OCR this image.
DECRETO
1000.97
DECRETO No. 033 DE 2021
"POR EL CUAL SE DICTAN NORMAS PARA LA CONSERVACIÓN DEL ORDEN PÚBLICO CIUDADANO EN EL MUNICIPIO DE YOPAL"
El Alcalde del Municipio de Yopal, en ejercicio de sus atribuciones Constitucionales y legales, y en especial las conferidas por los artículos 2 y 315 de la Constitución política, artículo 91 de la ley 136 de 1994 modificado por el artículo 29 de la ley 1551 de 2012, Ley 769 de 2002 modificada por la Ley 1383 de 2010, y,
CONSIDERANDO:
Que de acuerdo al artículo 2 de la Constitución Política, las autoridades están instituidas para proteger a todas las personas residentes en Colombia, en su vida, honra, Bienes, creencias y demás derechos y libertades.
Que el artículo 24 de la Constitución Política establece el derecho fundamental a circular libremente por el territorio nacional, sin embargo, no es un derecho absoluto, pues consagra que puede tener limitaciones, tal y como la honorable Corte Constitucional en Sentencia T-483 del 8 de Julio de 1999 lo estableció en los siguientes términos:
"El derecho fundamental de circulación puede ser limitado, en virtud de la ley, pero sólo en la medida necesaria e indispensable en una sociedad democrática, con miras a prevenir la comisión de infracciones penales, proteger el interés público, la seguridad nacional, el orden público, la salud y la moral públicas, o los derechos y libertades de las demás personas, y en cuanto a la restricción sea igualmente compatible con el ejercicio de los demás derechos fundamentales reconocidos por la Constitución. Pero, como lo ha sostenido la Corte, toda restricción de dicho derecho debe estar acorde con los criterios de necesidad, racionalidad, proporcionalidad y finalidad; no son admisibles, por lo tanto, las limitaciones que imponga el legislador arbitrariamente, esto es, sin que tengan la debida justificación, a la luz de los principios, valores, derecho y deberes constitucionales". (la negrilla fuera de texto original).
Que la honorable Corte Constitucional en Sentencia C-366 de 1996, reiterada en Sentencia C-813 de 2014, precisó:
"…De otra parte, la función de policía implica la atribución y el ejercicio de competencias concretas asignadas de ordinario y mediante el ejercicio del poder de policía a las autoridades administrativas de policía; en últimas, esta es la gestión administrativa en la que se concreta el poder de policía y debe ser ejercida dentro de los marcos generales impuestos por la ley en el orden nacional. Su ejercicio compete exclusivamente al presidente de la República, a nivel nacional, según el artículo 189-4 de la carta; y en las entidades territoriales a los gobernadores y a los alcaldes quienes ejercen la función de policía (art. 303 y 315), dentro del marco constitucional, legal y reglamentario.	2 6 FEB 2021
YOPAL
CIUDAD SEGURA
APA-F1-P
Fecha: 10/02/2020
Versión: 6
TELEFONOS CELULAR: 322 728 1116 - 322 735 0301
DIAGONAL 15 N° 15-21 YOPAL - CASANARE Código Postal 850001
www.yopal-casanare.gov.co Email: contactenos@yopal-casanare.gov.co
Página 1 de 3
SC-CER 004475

####

— What is required —
Exactly reproduce every line found in the records.

— Exercise response —
OCR this image.
DECRETO
1000.97
DECRETO No. 033 DE 2021
"POR EL CUAL SE DICTAN NORMAS PARA LA CONSERVACIÓN DEL ORDEN PÚBLICO CIUDADANO EN EL MUNICIPIO DE YOPAL"
El Alcalde del Municipio de Yopal, en ejercicio de sus atribuciones Constitucionales y legales, y en especial las conferidas por los artículos 2 y 315 de la Constitución política, artículo 91 de la ley 136 de 1994 modificado por el artículo 29 de la ley 1551 de 2012, Ley 769 de 2002 modificada por la Ley 1383 de 2010, y,
CONSIDERANDO:
Que de acuerdo al artículo 2 de la Constitución Política, las autoridades están instituidas para proteger a todas las personas residentes en Colombia, en su vida, honra, Bienes, creencias y demás derechos y libertades.
Que el artículo 24 de la Constitución Política establece el derecho fundamental a circular libremente por el territorio nacional, sin embargo, no es un derecho absoluto, pues consagra que puede tener limitaciones, tal y como la honorable Corte Constitucional en Sentencia T-483 del 8 de Julio de 1999 lo estableció en los siguientes términos:
"El derecho fundamental de circulación puede ser limitado, en virtud de la ley, pero sólo en la medida necesaria e indispensable en una sociedad democrática, con miras a prevenir la comisión de infracciones penales, proteger el interés público, la seguridad nacional, el orden público, la salud y la moral públicas, o los derechos y libertades de las demás personas, y en cuanto a la restricción sea igualmente compatible con el ejercicio de los demás derechos fundamentales reconocidos por la Constitución. Pero, como lo ha sostenido la Corte, toda restricción de dicho derecho debe estar acorde con los criterios de necesidad, racionalidad, proporcionalidad y finalidad; no son admisibles, por lo tanto, las limitaciones que imponga el legislador arbitrariamente, esto es, sin que tengan la debida justificación, a la luz de los principios, valores, derecho y deberes constitucionales". (la negrilla fuera de texto original).
Que la honorable Corte Constitucional en Sentencia C-366 de 1996, reiterada en Sentencia C-813 de 2014, precisó:
"…De otra parte, la función de policía implica la atribución y el ejercicio de competencias concretas asignadas de ordinario y mediante el ejercicio del poder de policía a las autoridades administrativas de policía; en últimas, esta es la gestión administrativa en la que se concreta el poder de policía y debe ser ejercida dentro de los marcos generales impuestos por la ley en el orden nacional. Su ejercicio compete exclusivamente al presidente de la República, a nivel nacional, según el artículo 189-4 de la carta; y en las entidades territoriales a los gobernadores y a los alcaldes quienes ejercen la función de policía (art. 303 y 315), dentro del marco constitucional, legal y reglamentario.	2 6 FEB 2021
YOPAL
CIUDAD SEGURA
APA-F1-P
Fecha: 10/02/2020
Versión: 6
TELEFONOS CELULAR: 322 728 1116 - 322 735 0301
DIAGONAL 15 N° 15-21 YOPAL - CASANARE Código Postal 850001
www.yopal-casanare.gov.co Email: contactenos@yopal-casanare.gov.co
Página 1 de 3
SC-CER 004475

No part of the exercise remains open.